▶ WHAT YOU WILL DO
Return an exact copy of the lines from the one holding "What data populates" to the end of the data, including both the starting and final lines. Leave the pictures out.

▶ LISTED RECORDS
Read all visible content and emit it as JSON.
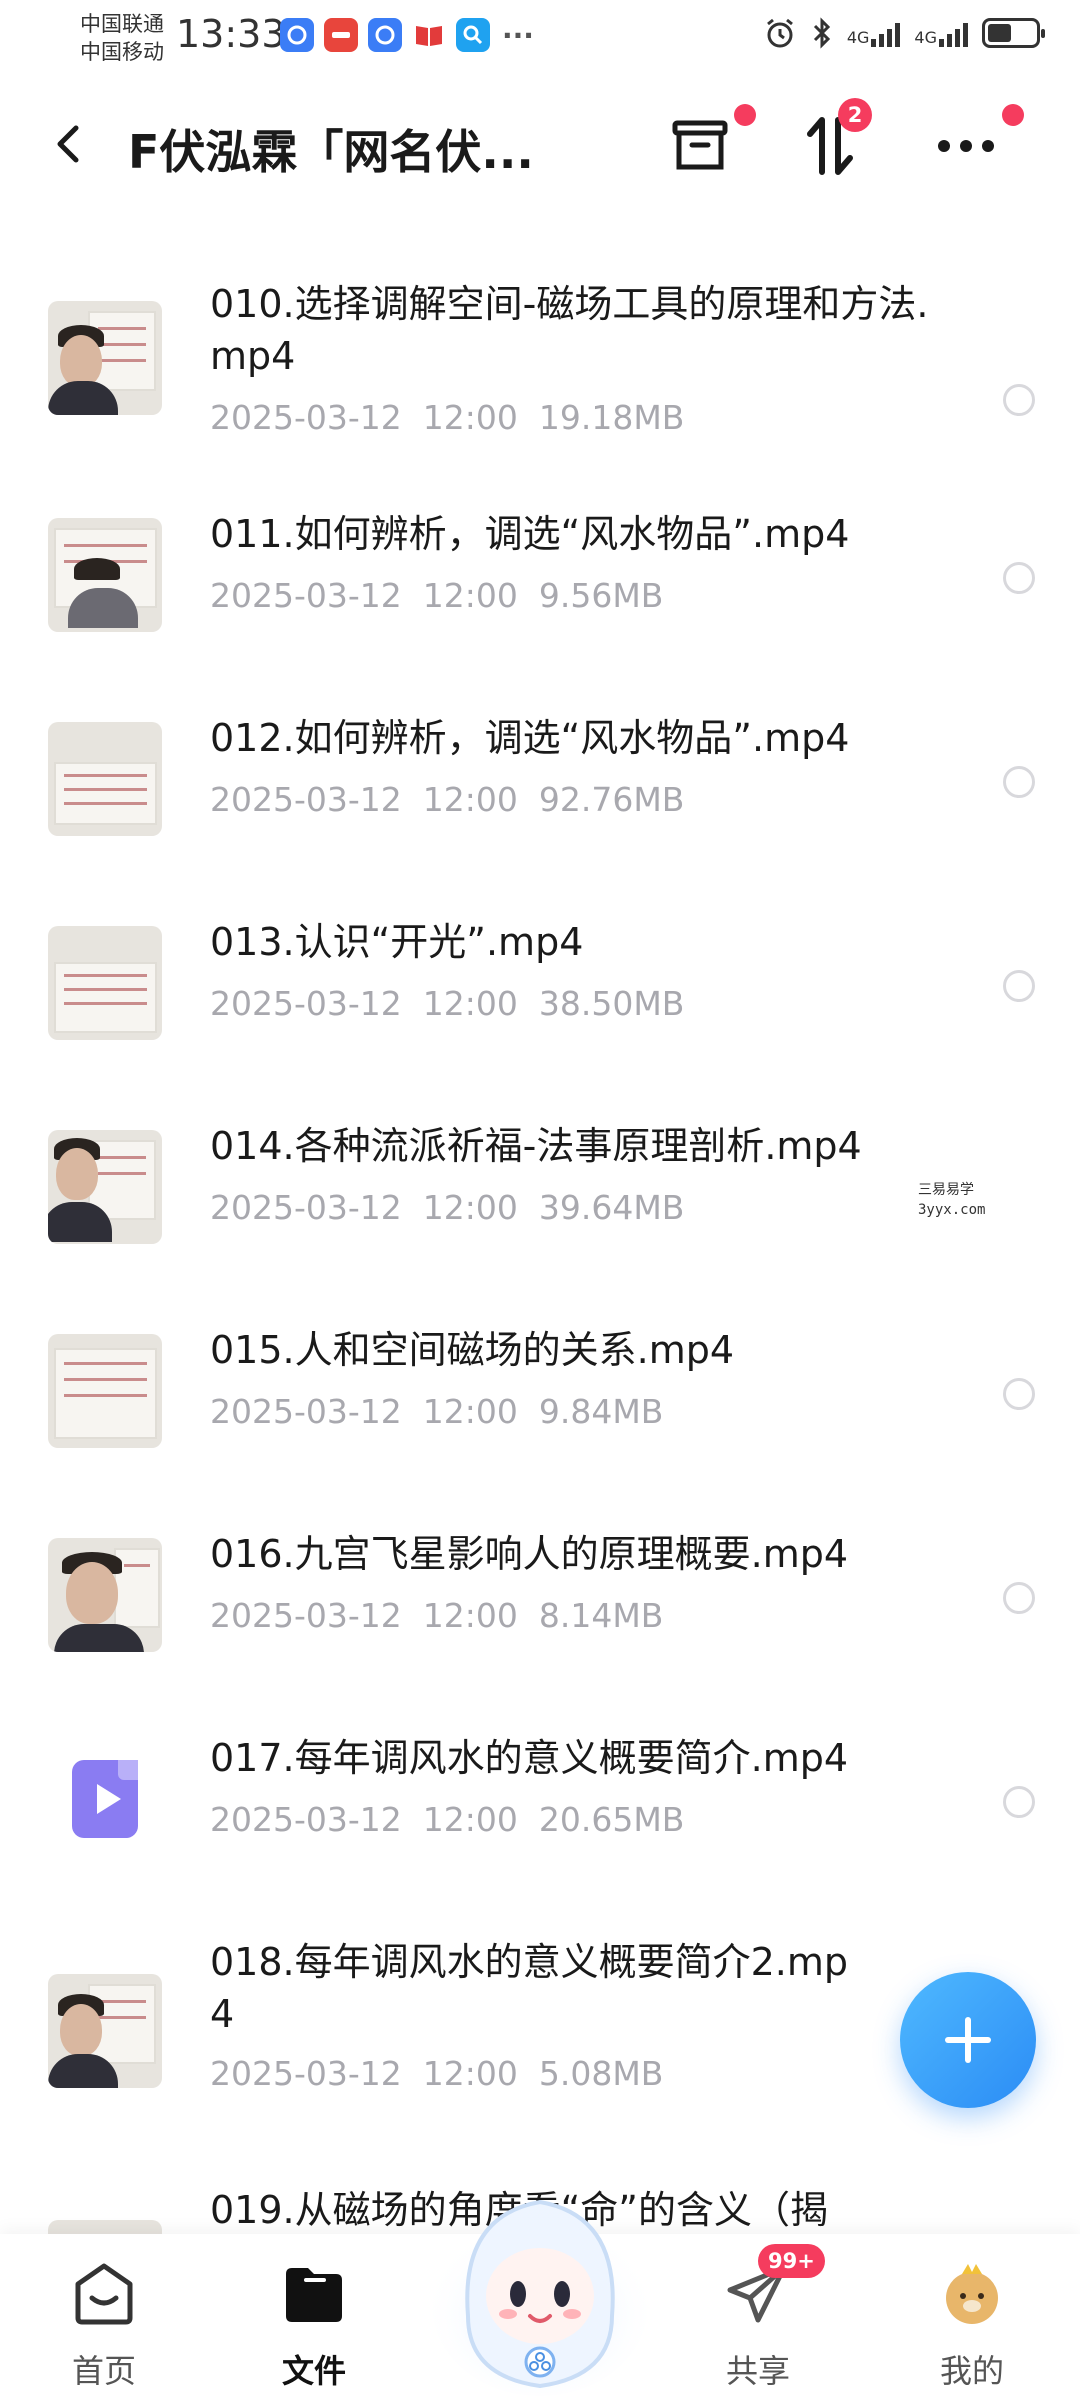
{
  "status_bar": {
    "carrier_1": "中国联通",
    "carrier_2": "中国移动",
    "time": "13:33",
    "notification_icons": [
      "baidu-netdisk-icon",
      "huawei-store-icon",
      "baidu-netdisk-icon",
      "book-reader-icon",
      "search-app-icon"
    ],
    "more_notifications": "···",
    "sim1_network": "4G",
    "sim2_network": "4G"
  },
  "header": {
    "title": "F伏泓霖「网名伏...",
    "transfer_badge": "2"
  },
  "files": [
    {
      "name": "010.选择调解空间-磁场工具的原理和方法.mp4",
      "date": "2025-03-12",
      "time": "12:00",
      "size": "19.18MB",
      "thumb": "photo"
    },
    {
      "name": "011.如何辨析，调选“风水物品”.mp4",
      "date": "2025-03-12",
      "time": "12:00",
      "size": "9.56MB",
      "thumb": "photo"
    },
    {
      "name": "012.如何辨析，调选“风水物品”.mp4",
      "date": "2025-03-12",
      "time": "12:00",
      "size": "92.76MB",
      "thumb": "photo"
    },
    {
      "name": "013.认识“开光”.mp4",
      "date": "2025-03-12",
      "time": "12:00",
      "size": "38.50MB",
      "thumb": "photo"
    },
    {
      "name": "014.各种流派祈福-法事原理剖析.mp4",
      "date": "2025-03-12",
      "time": "12:00",
      "size": "39.64MB",
      "thumb": "photo"
    },
    {
      "name": "015.人和空间磁场的关系.mp4",
      "date": "2025-03-12",
      "time": "12:00",
      "size": "9.84MB",
      "thumb": "photo"
    },
    {
      "name": "016.九宫飞星影响人的原理概要.mp4",
      "date": "2025-03-12",
      "time": "12:00",
      "size": "8.14MB",
      "thumb": "photo"
    },
    {
      "name": "017.每年调风水的意义概要简介.mp4",
      "date": "2025-03-12",
      "time": "12:00",
      "size": "20.65MB",
      "thumb": "video-icon"
    },
    {
      "name": "018.每年调风水的意义概要简介2.mp4",
      "date": "2025-03-12",
      "time": "12:00",
      "size": "5.08MB",
      "thumb": "photo"
    },
    {
      "name": "019.从磁场的角度看“命”的含义（揭",
      "date": "",
      "time": "",
      "size": "",
      "thumb": "photo"
    }
  ],
  "watermark": {
    "line1": "三易易学",
    "line2": "3yyx.com"
  },
  "bottom_nav": {
    "home": "首页",
    "files": "文件",
    "share": "共享",
    "share_badge": "99+",
    "mine": "我的"
  },
  "colors": {
    "accent_blue": "#2b8cf5",
    "badge_red": "#f53c5e",
    "meta_gray": "#a8a8ae",
    "video_icon_purple": "#8a7cf2"
  }
}
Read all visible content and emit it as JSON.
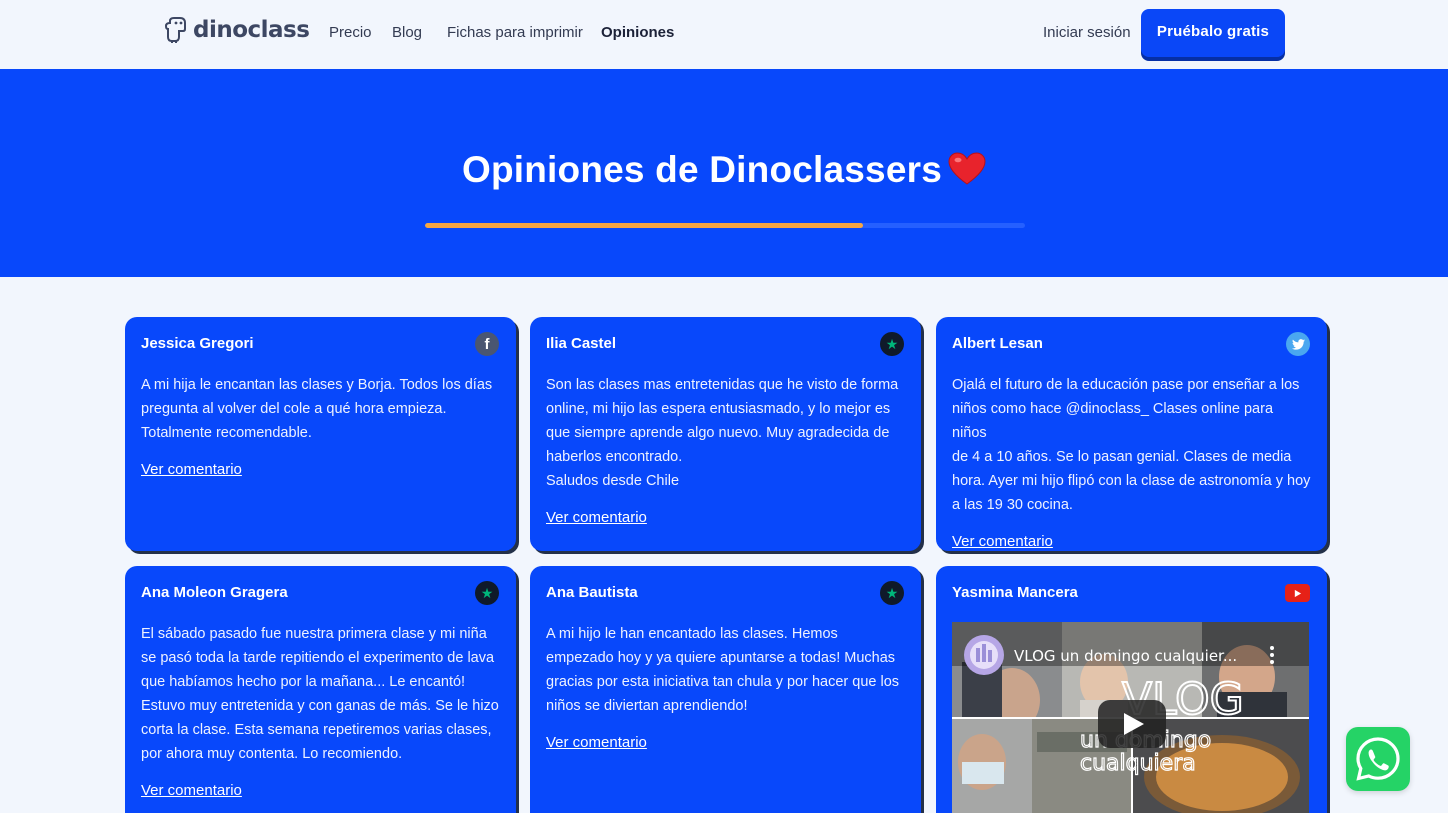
{
  "nav": {
    "logo": "dinoclass",
    "links": [
      "Precio",
      "Blog",
      "Fichas para imprimir",
      "Opiniones"
    ],
    "active": "Opiniones",
    "login": "Iniciar sesión",
    "cta": "Pruébalo gratis"
  },
  "hero": {
    "title": "Opiniones de Dinoclassers",
    "progress": 0.73
  },
  "colors": {
    "primary": "#0848fb",
    "accent": "#f7a641",
    "whatsapp": "#25d366"
  },
  "reviews": [
    {
      "name": "Jessica Gregori",
      "source_icon": "facebook-icon",
      "text": "A mi hija le encantan las clases y Borja. Todos los días\npregunta al volver del cole a qué hora empieza.\nTotalmente recomendable.",
      "link": "Ver comentario"
    },
    {
      "name": "Ilia Castel",
      "source_icon": "trustpilot-icon",
      "text": "Son las clases mas entretenidas que he visto de forma\nonline, mi hijo las espera entusiasmado, y lo mejor es\nque siempre aprende algo nuevo. Muy agradecida de\nhaberlos encontrado.\nSaludos desde Chile",
      "link": "Ver comentario"
    },
    {
      "name": "Albert Lesan",
      "source_icon": "twitter-icon",
      "text": "Ojalá el futuro de la educación pase por enseñar a los\nniños como hace @dinoclass_ Clases online para niños\nde 4 a 10 años. Se lo pasan genial. Clases de media\nhora. Ayer mi hijo flipó con la clase de astronomía y hoy\na las 19 30 cocina.",
      "link": "Ver comentario"
    },
    {
      "name": "Ana Moleon Gragera",
      "source_icon": "trustpilot-icon",
      "text": "El sábado pasado fue nuestra primera clase y mi niña\nse pasó toda la tarde repitiendo el experimento de lava\nque habíamos hecho por la mañana... Le encantó!\nEstuvo muy entretenida y con ganas de más. Se le hizo\ncorta la clase. Esta semana repetiremos varias clases,\npor ahora muy contenta. Lo recomiendo.",
      "link": "Ver comentario"
    },
    {
      "name": "Ana Bautista",
      "source_icon": "trustpilot-icon",
      "text": "A mi hijo le han encantado las clases. Hemos\nempezado hoy y ya quiere apuntarse a todas! Muchas\ngracias por esta iniciativa tan chula y por hacer que los\nniños se diviertan aprendiendo!",
      "link": "Ver comentario"
    },
    {
      "name": "Yasmina Mancera",
      "source_icon": "youtube-icon",
      "video_title": "VLOG un domingo cualquier...",
      "video_overlay_1": "VLOG",
      "video_overlay_2": "un domingo",
      "video_overlay_3": "cualquiera"
    }
  ]
}
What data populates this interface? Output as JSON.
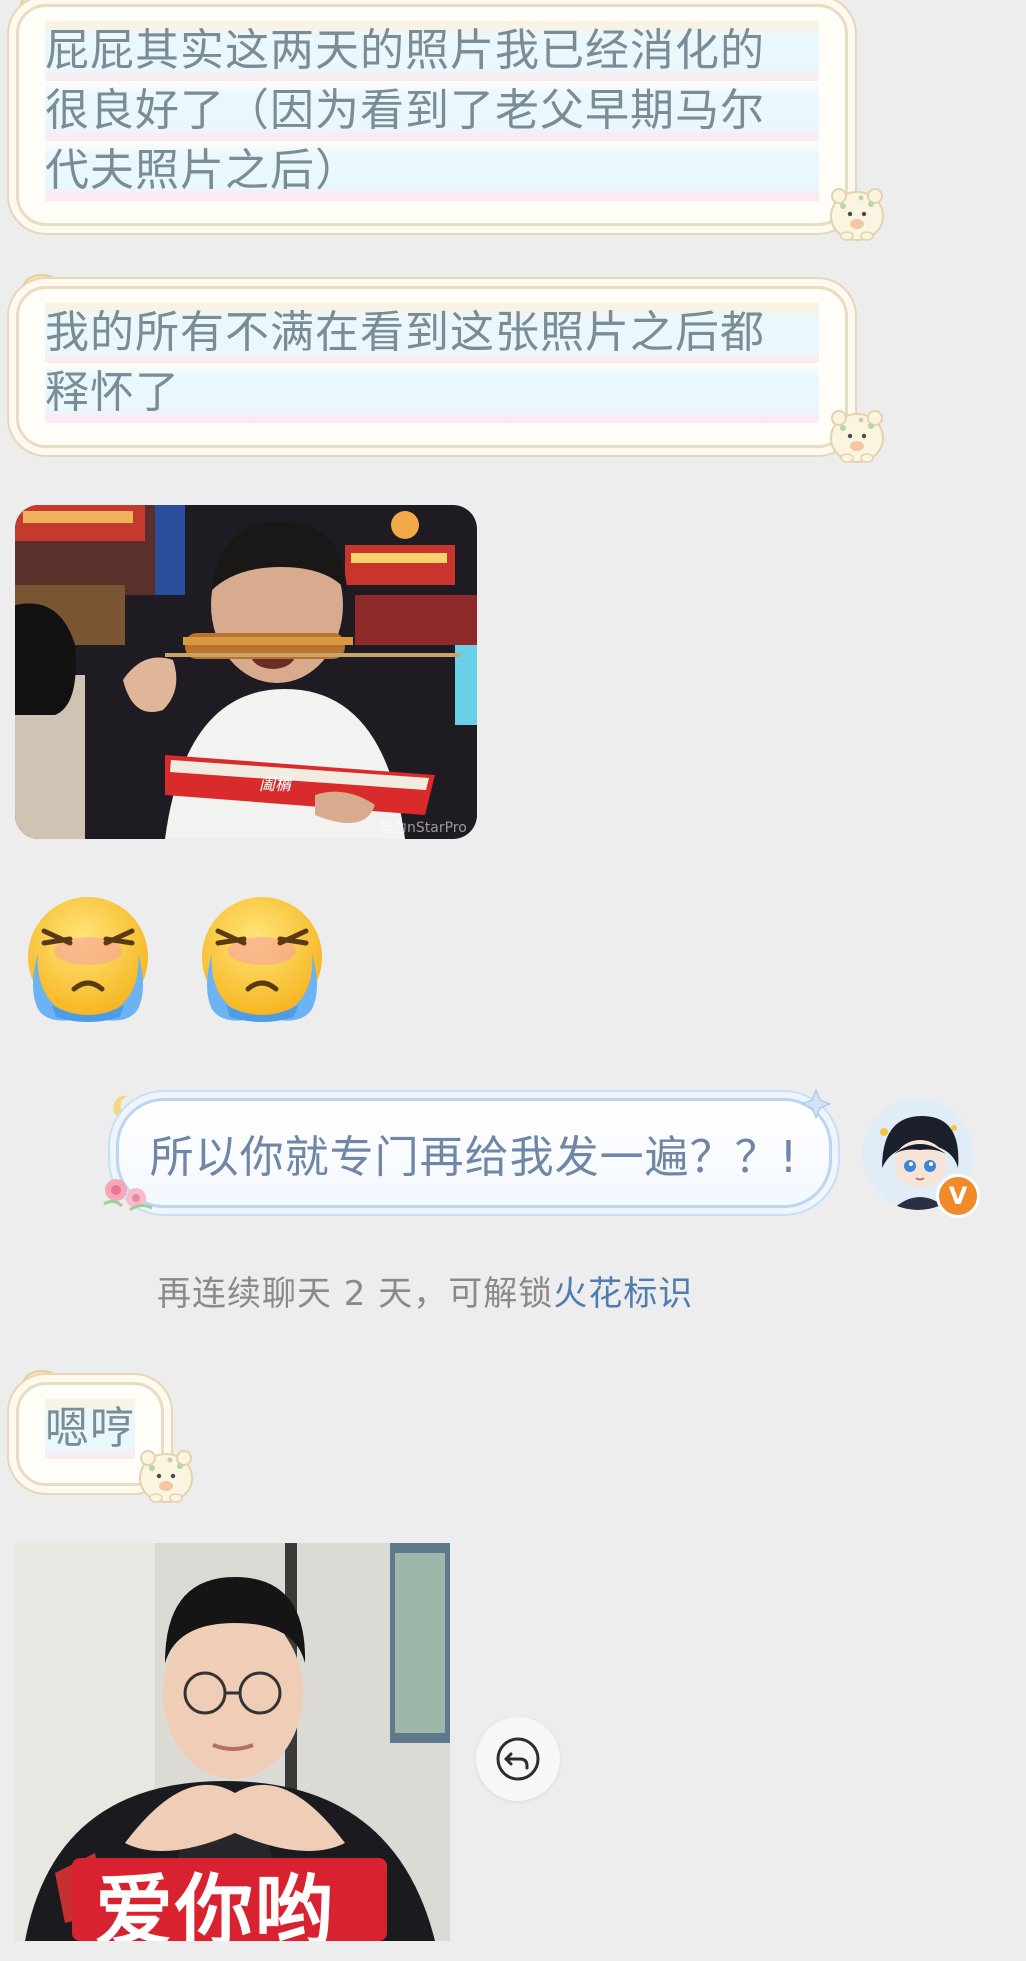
{
  "messages": {
    "m1": {
      "lines": [
        "屁屁其实这两天的照片我已经消化的",
        "很良好了（因为看到了老父早期马尔",
        "代夫照片之后）"
      ]
    },
    "m2": {
      "lines": [
        "我的所有不满在看到这张照片之后都",
        "释怀了"
      ]
    },
    "photo1": {
      "watermark": "华为nStarPro",
      "bag_text": "阖榍"
    },
    "emoji": [
      "crying-emoji",
      "crying-emoji"
    ],
    "m3_out": {
      "text": "所以你就专门再给我发一遍？？!"
    },
    "m4": {
      "text": "嗯哼"
    },
    "photo2": {
      "caption": "爱你哟"
    }
  },
  "system_tip": {
    "prefix": "再连续聊天 2 天，可解锁",
    "link": "火花标识"
  },
  "avatar": {
    "badge": "V"
  },
  "colors": {
    "background": "#ededed",
    "bubble_text": "#7c8c97",
    "right_bubble_text": "#6f86a7",
    "link": "#4f7db0",
    "badge": "#f08a2a",
    "caption_bg": "#d9222f"
  },
  "icons": [
    "bread-icon",
    "hamster-icon",
    "crying-emoji",
    "reply-icon",
    "verified-badge-icon",
    "moon-icon",
    "flower-icon"
  ]
}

▶ EXERCISE ANSWER
What data populates this interface? Output as JSON.
{
  "messages": {
    "m1": {
      "lines": [
        "屁屁其实这两天的照片我已经消化的",
        "很良好了（因为看到了老父早期马尔",
        "代夫照片之后）"
      ]
    },
    "m2": {
      "lines": [
        "我的所有不满在看到这张照片之后都",
        "释怀了"
      ]
    },
    "photo1": {
      "watermark": "华为nStarPro",
      "bag_text": "阖榍"
    },
    "emoji": [
      "crying-emoji",
      "crying-emoji"
    ],
    "m3_out": {
      "text": "所以你就专门再给我发一遍？？!"
    },
    "m4": {
      "text": "嗯哼"
    },
    "photo2": {
      "caption": "爱你哟"
    }
  },
  "system_tip": {
    "prefix": "再连续聊天 2 天，可解锁",
    "link": "火花标识"
  },
  "avatar": {
    "badge": "V"
  },
  "colors": {
    "background": "#ededed",
    "bubble_text": "#7c8c97",
    "right_bubble_text": "#6f86a7",
    "link": "#4f7db0",
    "badge": "#f08a2a",
    "caption_bg": "#d9222f"
  },
  "icons": [
    "bread-icon",
    "hamster-icon",
    "crying-emoji",
    "reply-icon",
    "verified-badge-icon",
    "moon-icon",
    "flower-icon"
  ]
}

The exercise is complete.